* _INSTRUCTIONS FOR THE TASK_:
Isolate every line in the records below with "your" in it.

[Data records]

------------

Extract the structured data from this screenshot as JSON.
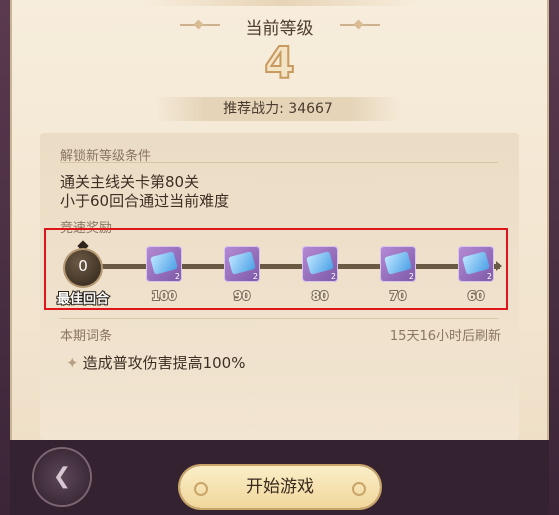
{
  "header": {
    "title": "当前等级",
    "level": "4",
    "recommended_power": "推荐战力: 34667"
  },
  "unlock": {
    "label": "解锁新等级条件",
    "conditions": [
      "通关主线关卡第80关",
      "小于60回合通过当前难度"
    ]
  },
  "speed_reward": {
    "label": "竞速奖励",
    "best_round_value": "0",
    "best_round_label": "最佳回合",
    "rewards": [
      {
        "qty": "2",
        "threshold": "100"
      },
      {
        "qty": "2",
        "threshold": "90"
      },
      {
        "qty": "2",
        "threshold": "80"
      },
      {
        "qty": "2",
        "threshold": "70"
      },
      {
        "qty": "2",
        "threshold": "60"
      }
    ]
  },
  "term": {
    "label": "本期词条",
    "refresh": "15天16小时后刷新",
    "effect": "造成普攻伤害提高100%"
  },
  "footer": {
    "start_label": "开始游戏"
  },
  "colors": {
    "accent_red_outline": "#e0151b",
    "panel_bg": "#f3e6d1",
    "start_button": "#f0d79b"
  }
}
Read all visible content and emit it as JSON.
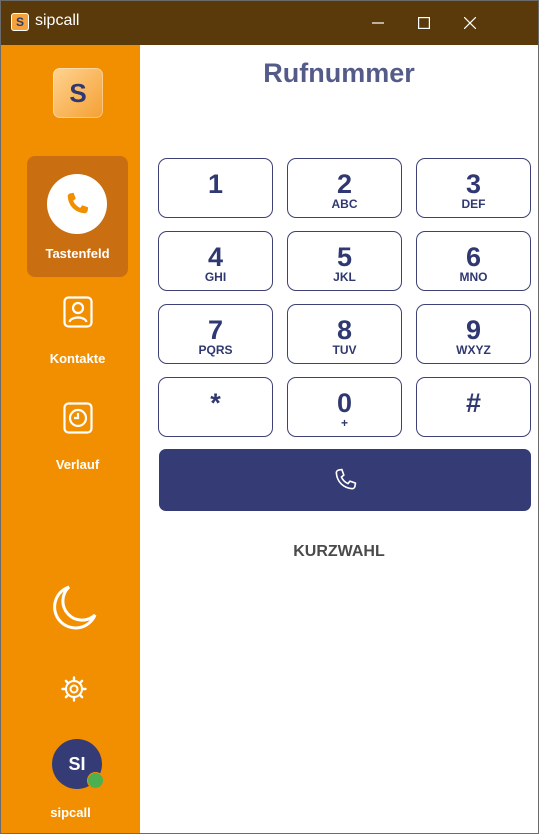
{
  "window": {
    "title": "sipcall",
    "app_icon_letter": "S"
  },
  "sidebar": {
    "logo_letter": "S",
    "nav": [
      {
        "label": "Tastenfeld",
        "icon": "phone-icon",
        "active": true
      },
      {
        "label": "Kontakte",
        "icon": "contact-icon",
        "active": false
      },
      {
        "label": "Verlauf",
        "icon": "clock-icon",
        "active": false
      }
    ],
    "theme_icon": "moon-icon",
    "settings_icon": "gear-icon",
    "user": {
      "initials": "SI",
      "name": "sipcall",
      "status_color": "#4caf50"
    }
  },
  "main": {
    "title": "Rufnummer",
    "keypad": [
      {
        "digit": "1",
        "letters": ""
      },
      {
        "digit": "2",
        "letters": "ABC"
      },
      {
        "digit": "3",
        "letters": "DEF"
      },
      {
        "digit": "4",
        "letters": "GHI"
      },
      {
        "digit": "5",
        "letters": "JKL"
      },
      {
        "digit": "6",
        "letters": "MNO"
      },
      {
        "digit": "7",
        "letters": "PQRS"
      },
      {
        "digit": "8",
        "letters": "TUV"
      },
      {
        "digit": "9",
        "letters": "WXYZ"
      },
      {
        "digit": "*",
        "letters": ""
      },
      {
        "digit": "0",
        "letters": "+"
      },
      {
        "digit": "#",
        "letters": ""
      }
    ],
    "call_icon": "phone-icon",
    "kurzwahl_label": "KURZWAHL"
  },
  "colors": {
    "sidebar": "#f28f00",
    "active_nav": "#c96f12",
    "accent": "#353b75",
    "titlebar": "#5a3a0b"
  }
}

------------

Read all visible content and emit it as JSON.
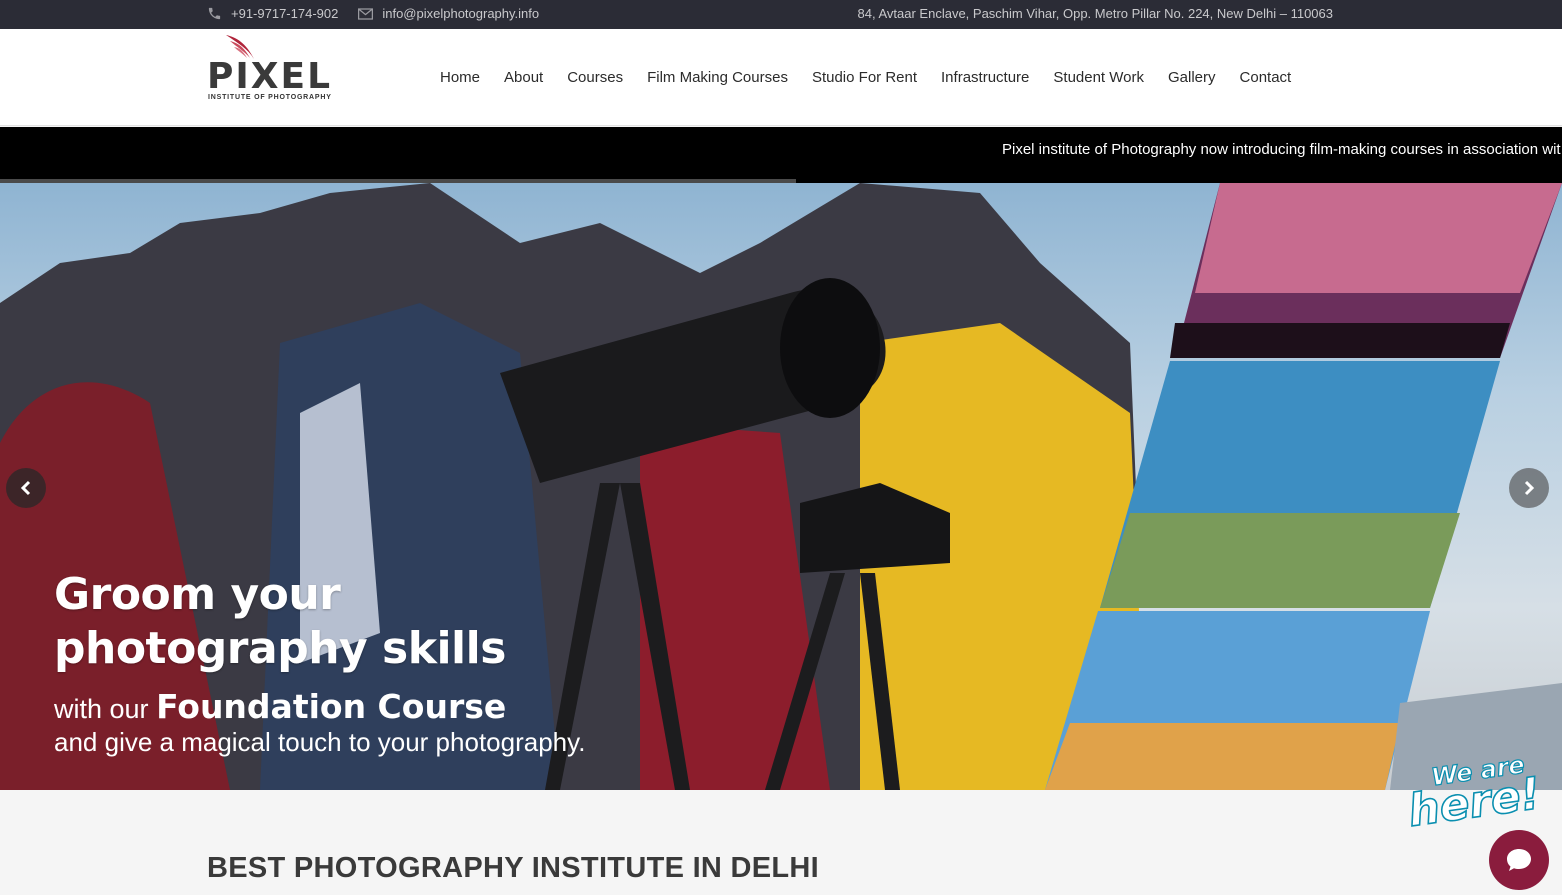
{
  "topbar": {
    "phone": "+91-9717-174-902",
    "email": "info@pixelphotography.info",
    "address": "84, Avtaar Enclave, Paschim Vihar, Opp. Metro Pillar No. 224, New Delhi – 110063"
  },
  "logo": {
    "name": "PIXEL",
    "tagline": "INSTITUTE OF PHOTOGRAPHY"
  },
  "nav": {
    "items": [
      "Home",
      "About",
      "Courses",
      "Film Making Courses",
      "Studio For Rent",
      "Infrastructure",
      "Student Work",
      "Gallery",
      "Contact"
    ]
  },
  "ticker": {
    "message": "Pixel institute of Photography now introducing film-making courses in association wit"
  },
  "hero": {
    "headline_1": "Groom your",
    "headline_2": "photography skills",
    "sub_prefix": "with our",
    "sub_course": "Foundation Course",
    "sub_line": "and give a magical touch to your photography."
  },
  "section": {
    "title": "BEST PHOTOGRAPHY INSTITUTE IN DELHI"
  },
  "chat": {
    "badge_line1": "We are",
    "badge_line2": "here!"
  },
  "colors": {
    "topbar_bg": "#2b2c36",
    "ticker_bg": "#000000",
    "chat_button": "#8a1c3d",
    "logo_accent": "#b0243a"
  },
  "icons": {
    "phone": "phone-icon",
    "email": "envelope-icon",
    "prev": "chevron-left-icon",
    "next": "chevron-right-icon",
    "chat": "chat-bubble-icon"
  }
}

------------

* _ANSWER TO THE EXERCISE_:
    "headline_1": "Groom your",
    "sub_line": "and give a magical touch to your photography."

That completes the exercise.